# [Problem description]
Report the number of lines containing "图片来源", with no other words.

# [Extracted data]
◆ ◆ ◆

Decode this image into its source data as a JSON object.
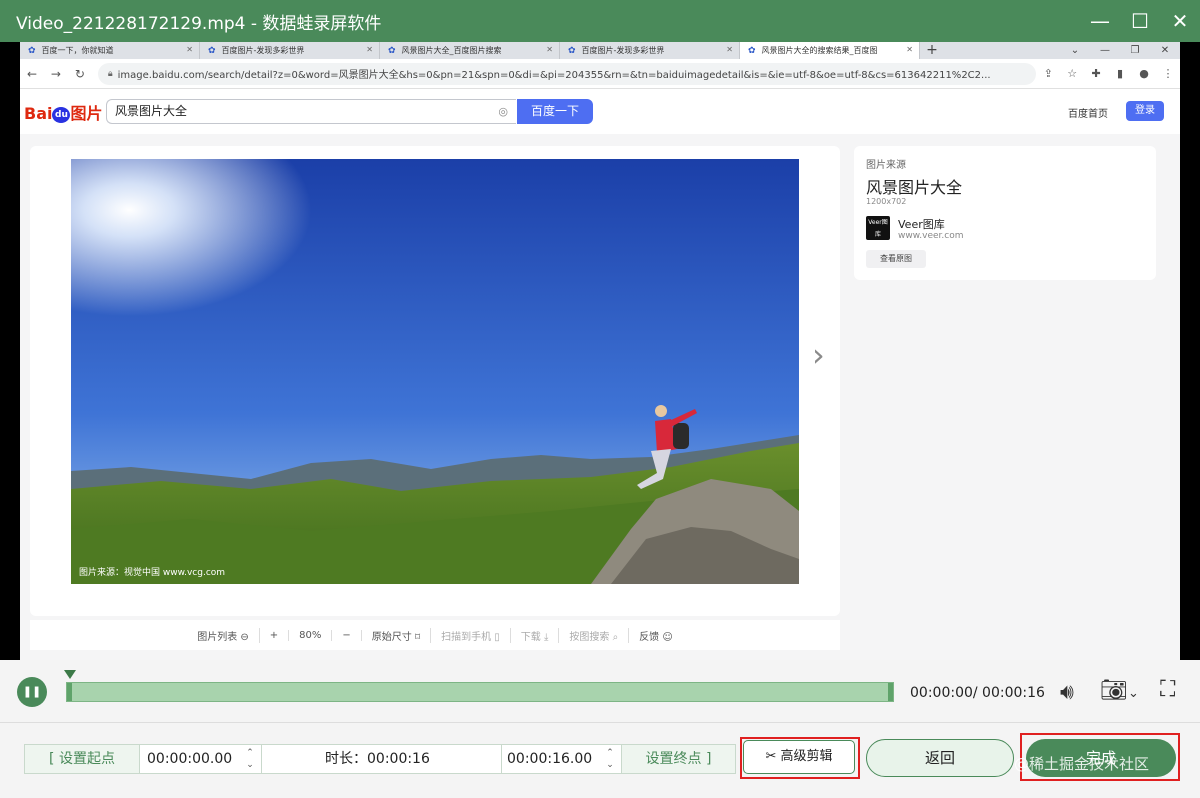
{
  "app": {
    "title": "Video_221228172129.mp4  -  数据蛙录屏软件",
    "theme_color": "#4a8a5a"
  },
  "browser": {
    "tabs": [
      {
        "label": "百度一下，你就知道",
        "active": false
      },
      {
        "label": "百度图片-发现多彩世界",
        "active": false
      },
      {
        "label": "风景图片大全_百度图片搜索",
        "active": false
      },
      {
        "label": "百度图片-发现多彩世界",
        "active": false
      },
      {
        "label": "风景图片大全的搜索结果_百度图",
        "active": true
      }
    ],
    "url": "image.baidu.com/search/detail?z=0&word=风景图片大全&hs=0&pn=21&spn=0&di=&pi=204355&rn=&tn=baiduimagedetail&is=&ie=utf-8&oe=utf-8&cs=613642211%2C2..."
  },
  "baidu": {
    "logo": "Bai",
    "logo_du": "du",
    "logo_suffix": "图片",
    "search_value": "风景图片大全",
    "search_button": "百度一下",
    "home_link": "百度首页",
    "login_button": "登录"
  },
  "viewer": {
    "credit": "图片来源：视觉中国 www.vcg.com",
    "toolbar": [
      "图片列表 ⊖",
      "+",
      "80%",
      "−",
      "原始尺寸 ⌑",
      "扫描到手机 ▯",
      "下载 ⤓",
      "按图搜索 ⌕",
      "反馈 ☺"
    ]
  },
  "side_panel": {
    "label": "图片来源",
    "title": "风景图片大全",
    "dimensions": "1200x702",
    "source_logo": "Veer图库",
    "source_name": "Veer图库",
    "source_url": "www.veer.com",
    "view_source": "查看原图"
  },
  "player": {
    "timecode": "00:00:00/ 00:00:16",
    "progress": 0
  },
  "editor": {
    "set_start": "设置起点",
    "start_time": "00:00:00.00",
    "duration": "时长：00:00:16",
    "end_time": "00:00:16.00",
    "set_end": "设置终点",
    "advanced_edit": "高级剪辑",
    "back": "返回",
    "done": "完成",
    "watermark": "@稀土掘金技术社区"
  }
}
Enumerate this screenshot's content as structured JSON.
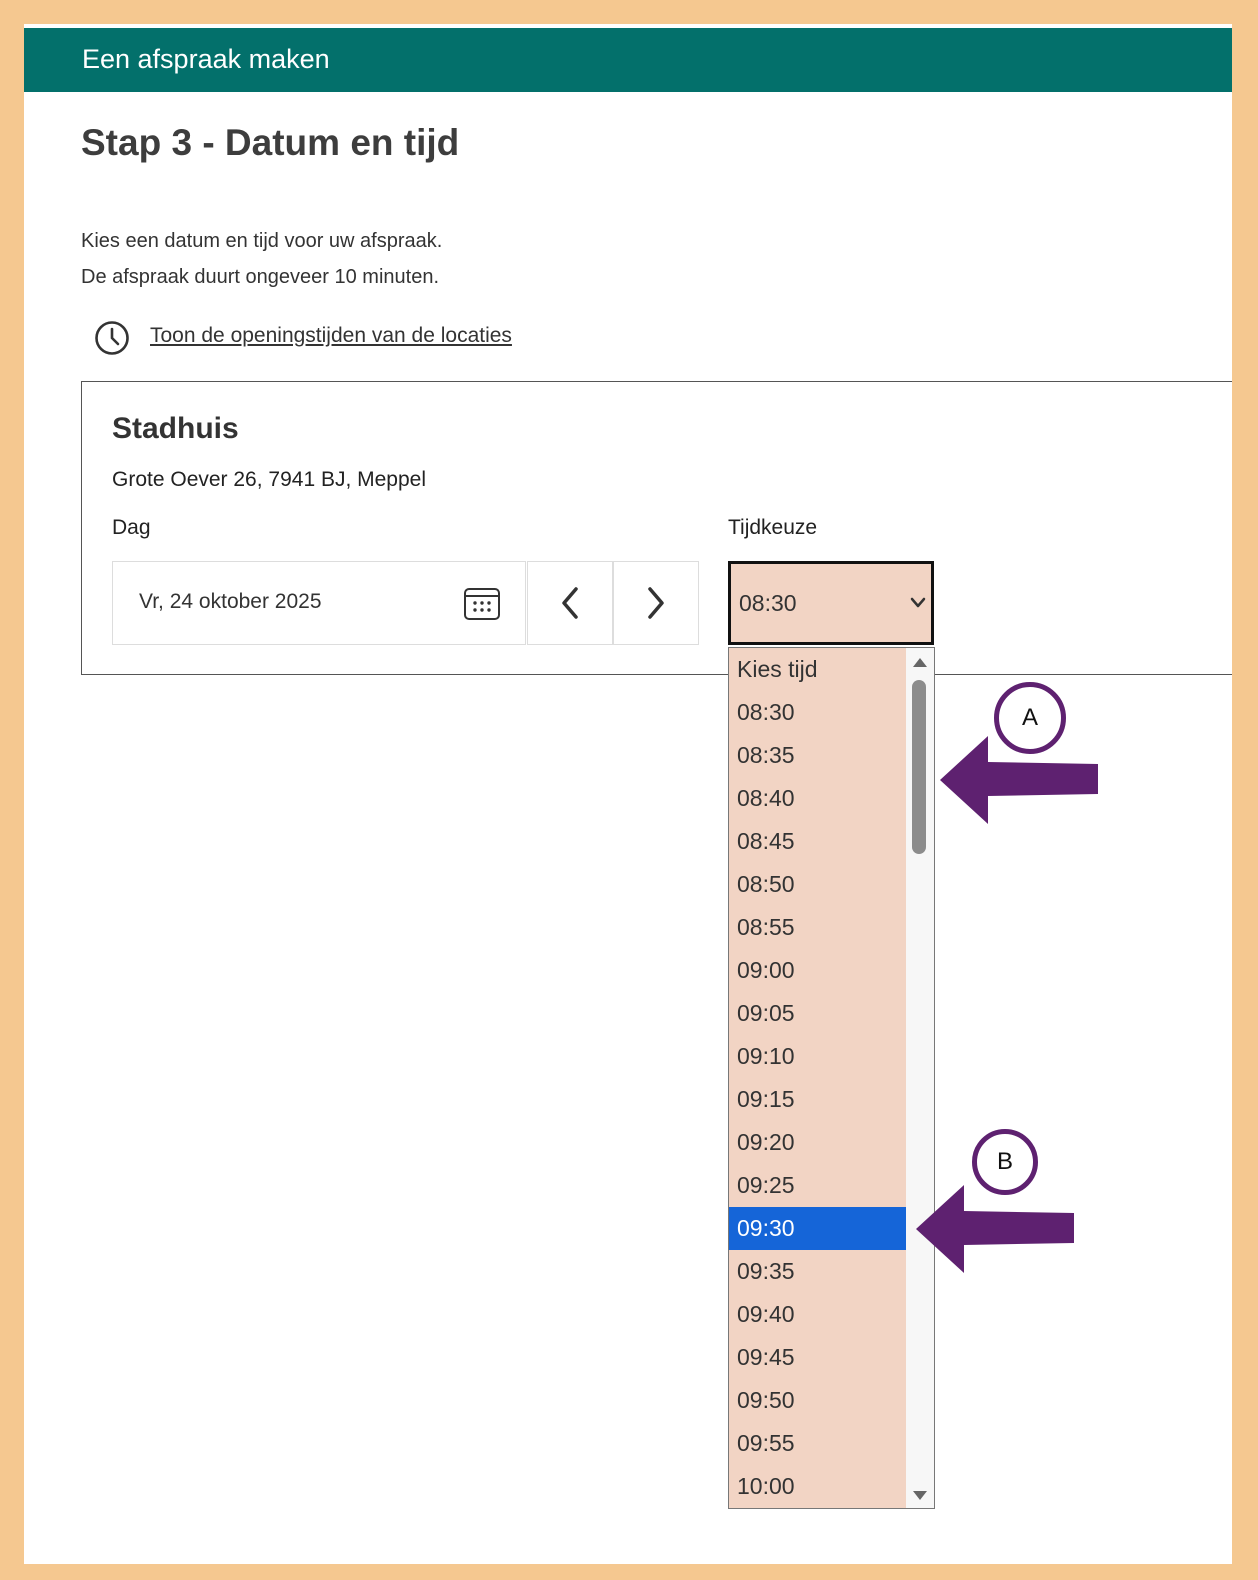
{
  "header": {
    "title": "Een afspraak maken"
  },
  "step_title": "Stap 3 - Datum en tijd",
  "intro": {
    "line1": "Kies een datum en tijd voor uw afspraak.",
    "line2": "De afspraak duurt ongeveer 10 minuten."
  },
  "opening_hours_link": "Toon de openingstijden van de locaties",
  "location": {
    "name": "Stadhuis",
    "address": "Grote Oever 26, 7941 BJ, Meppel",
    "day_label": "Dag",
    "date_value": "Vr, 24 oktober 2025",
    "time_label": "Tijdkeuze",
    "time_value": "08:30"
  },
  "time_options": [
    "Kies tijd",
    "08:30",
    "08:35",
    "08:40",
    "08:45",
    "08:50",
    "08:55",
    "09:00",
    "09:05",
    "09:10",
    "09:15",
    "09:20",
    "09:25",
    "09:30",
    "09:35",
    "09:40",
    "09:45",
    "09:50",
    "09:55",
    "10:00"
  ],
  "highlighted_option": "09:30",
  "annotations": {
    "marker_a": "A",
    "marker_b": "B"
  },
  "colors": {
    "header_bg": "#03706b",
    "frame_border": "#f5c890",
    "select_bg": "#f2d4c4",
    "highlight": "#1565d8",
    "annotation": "#5e2170"
  },
  "icons": [
    "clock-icon",
    "calendar-icon",
    "chevron-left-icon",
    "chevron-right-icon",
    "chevron-down-icon"
  ]
}
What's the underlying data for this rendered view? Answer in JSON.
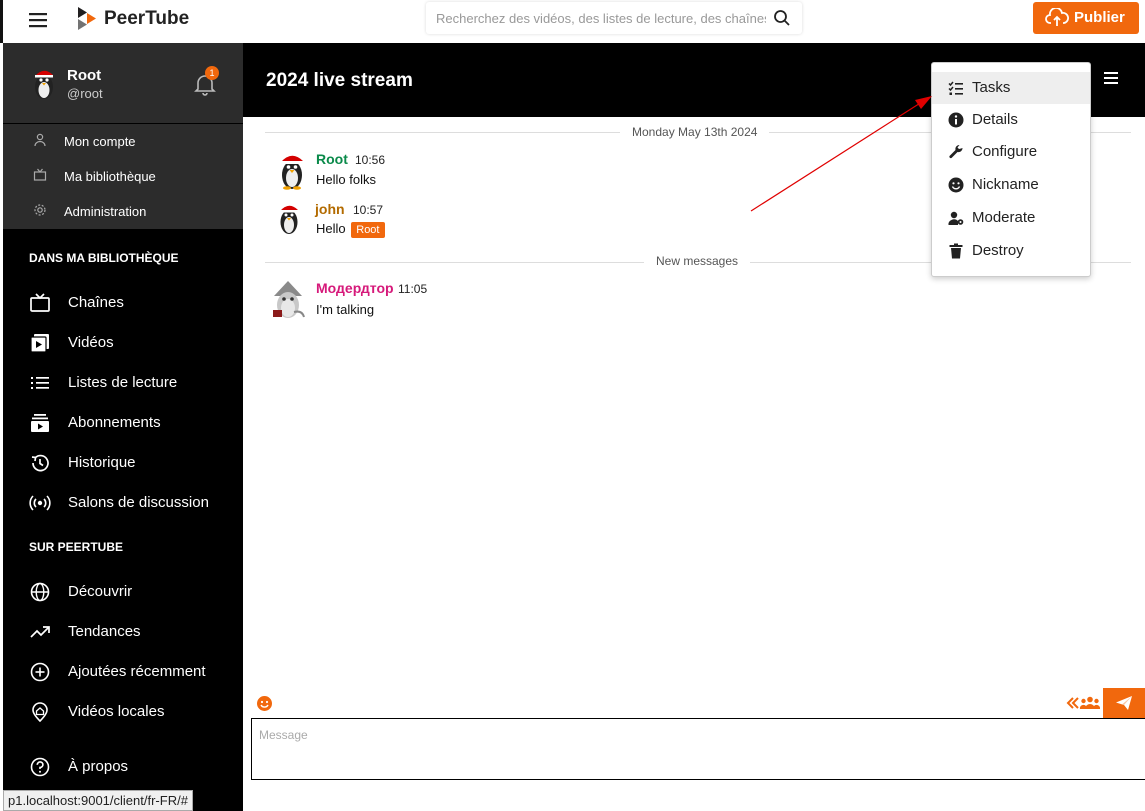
{
  "header": {
    "brand": "PeerTube",
    "search_placeholder": "Recherchez des vidéos, des listes de lecture, des chaînes",
    "publish_label": "Publier"
  },
  "user": {
    "name": "Root",
    "handle": "@root",
    "notification_count": "1"
  },
  "account_menu": [
    {
      "label": "Mon compte",
      "icon": "user-icon"
    },
    {
      "label": "Ma bibliothèque",
      "icon": "tv-icon"
    },
    {
      "label": "Administration",
      "icon": "cog-icon"
    }
  ],
  "library": {
    "title": "DANS MA BIBLIOTHÈQUE",
    "items": [
      {
        "label": "Chaînes",
        "icon": "channels-icon"
      },
      {
        "label": "Vidéos",
        "icon": "videos-icon"
      },
      {
        "label": "Listes de lecture",
        "icon": "playlists-icon"
      },
      {
        "label": "Abonnements",
        "icon": "subscriptions-icon"
      },
      {
        "label": "Historique",
        "icon": "history-icon"
      },
      {
        "label": "Salons de discussion",
        "icon": "broadcast-icon"
      }
    ]
  },
  "peertube": {
    "title": "SUR PEERTUBE",
    "items": [
      {
        "label": "Découvrir",
        "icon": "globe-icon"
      },
      {
        "label": "Tendances",
        "icon": "trending-icon"
      },
      {
        "label": "Ajoutées récemment",
        "icon": "plus-circle-icon"
      },
      {
        "label": "Vidéos locales",
        "icon": "location-icon"
      }
    ]
  },
  "about": {
    "label": "À propos",
    "icon": "help-icon"
  },
  "status_url": "p1.localhost:9001/client/fr-FR/#",
  "chat": {
    "title": "2024 live stream",
    "date_divider": "Monday May 13th 2024",
    "new_messages_divider": "New messages",
    "messages": [
      {
        "nick": "Root",
        "time": "10:56",
        "body": "Hello folks",
        "color": "#0a8a4a"
      },
      {
        "nick": "john",
        "time": "10:57",
        "body": "Hello",
        "badge": "Root",
        "color": "#b36b00"
      },
      {
        "nick": "Модердтор",
        "time": "11:05",
        "body": "I'm talking",
        "color": "#d6197a"
      }
    ],
    "menu": [
      {
        "label": "Tasks",
        "icon": "tasks-icon"
      },
      {
        "label": "Details",
        "icon": "info-icon"
      },
      {
        "label": "Configure",
        "icon": "wrench-icon"
      },
      {
        "label": "Nickname",
        "icon": "smile-icon"
      },
      {
        "label": "Moderate",
        "icon": "user-cog-icon"
      },
      {
        "label": "Destroy",
        "icon": "trash-icon"
      }
    ],
    "composer_placeholder": "Message"
  },
  "colors": {
    "accent": "#f1680d",
    "annotation_arrow": "#e00000"
  }
}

◆ ◆ ◆

# [Correct result]
2